[Stored data]
_____

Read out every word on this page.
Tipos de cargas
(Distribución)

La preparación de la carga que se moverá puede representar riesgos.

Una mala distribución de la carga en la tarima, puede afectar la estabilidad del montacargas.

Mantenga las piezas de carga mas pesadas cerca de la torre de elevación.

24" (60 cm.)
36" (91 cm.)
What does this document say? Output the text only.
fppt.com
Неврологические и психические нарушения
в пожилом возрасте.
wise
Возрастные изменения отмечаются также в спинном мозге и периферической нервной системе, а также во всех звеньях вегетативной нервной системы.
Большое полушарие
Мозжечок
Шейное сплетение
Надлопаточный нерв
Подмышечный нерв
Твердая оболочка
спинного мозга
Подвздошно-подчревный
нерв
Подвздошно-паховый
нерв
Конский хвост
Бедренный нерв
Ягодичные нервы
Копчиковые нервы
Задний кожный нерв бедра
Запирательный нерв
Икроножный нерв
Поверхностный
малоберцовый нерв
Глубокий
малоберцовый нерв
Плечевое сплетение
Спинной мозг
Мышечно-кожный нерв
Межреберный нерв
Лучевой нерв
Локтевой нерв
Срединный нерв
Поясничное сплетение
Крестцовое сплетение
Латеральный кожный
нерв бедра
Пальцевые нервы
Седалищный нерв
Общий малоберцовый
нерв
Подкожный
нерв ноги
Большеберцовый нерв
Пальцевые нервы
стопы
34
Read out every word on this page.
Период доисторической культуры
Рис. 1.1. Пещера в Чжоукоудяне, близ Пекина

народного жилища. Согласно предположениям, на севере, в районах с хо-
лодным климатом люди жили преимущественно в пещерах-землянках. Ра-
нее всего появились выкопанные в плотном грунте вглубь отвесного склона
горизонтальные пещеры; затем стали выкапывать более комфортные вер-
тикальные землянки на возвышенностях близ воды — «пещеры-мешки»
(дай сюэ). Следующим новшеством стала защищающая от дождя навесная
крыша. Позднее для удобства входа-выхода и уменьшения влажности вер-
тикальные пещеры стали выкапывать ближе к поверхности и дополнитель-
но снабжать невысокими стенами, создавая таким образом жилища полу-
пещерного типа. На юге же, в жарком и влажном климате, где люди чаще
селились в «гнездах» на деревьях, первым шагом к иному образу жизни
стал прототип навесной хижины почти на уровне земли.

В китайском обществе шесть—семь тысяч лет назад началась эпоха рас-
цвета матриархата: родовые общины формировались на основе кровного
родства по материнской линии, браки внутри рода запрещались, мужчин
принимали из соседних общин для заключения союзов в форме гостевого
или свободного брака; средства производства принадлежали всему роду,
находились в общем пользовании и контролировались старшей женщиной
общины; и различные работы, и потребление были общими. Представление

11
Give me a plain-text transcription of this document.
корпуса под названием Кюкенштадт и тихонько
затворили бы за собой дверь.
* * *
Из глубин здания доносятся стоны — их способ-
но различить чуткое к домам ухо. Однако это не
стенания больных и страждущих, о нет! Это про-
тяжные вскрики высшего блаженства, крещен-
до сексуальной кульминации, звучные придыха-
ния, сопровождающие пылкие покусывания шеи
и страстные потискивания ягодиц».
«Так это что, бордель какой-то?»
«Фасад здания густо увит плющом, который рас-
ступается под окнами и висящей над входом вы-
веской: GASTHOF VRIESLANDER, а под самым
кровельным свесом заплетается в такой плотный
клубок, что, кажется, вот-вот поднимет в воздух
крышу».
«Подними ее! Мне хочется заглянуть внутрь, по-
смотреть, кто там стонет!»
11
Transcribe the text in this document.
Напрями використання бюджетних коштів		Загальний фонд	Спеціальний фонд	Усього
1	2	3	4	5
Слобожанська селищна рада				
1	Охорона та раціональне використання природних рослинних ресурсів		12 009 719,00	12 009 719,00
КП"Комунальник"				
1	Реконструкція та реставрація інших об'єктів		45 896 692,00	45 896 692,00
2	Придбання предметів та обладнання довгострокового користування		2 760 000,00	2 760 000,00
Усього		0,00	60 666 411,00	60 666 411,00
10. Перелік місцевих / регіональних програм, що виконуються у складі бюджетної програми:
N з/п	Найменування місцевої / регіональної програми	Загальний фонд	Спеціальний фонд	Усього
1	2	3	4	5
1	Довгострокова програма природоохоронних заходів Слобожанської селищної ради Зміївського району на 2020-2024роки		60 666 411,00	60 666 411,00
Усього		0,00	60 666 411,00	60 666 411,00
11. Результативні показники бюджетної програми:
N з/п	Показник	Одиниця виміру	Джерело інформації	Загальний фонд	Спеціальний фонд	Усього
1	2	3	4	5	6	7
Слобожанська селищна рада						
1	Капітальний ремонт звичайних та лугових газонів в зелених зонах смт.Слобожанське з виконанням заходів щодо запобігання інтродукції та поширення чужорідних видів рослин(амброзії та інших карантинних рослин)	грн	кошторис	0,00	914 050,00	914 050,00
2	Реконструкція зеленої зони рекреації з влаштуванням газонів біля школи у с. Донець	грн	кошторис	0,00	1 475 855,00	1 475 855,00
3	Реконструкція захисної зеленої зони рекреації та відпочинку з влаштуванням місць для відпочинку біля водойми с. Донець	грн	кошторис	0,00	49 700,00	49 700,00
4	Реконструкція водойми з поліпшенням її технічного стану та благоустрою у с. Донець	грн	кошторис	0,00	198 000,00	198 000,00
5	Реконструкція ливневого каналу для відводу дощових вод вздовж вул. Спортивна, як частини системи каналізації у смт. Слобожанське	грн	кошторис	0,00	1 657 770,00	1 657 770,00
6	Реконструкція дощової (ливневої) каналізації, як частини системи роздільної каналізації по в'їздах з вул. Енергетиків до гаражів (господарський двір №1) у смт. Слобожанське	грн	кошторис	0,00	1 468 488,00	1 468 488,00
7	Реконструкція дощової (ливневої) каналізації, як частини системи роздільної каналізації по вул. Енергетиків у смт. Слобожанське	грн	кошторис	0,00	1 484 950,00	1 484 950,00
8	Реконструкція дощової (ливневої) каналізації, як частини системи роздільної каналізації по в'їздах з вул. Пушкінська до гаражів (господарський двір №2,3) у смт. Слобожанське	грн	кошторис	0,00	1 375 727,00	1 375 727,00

_____

→ WORK REQUIRED: Give the number of lines in the records that contain the string "програми", with no other output.

→ FINISHED ANSWER: 3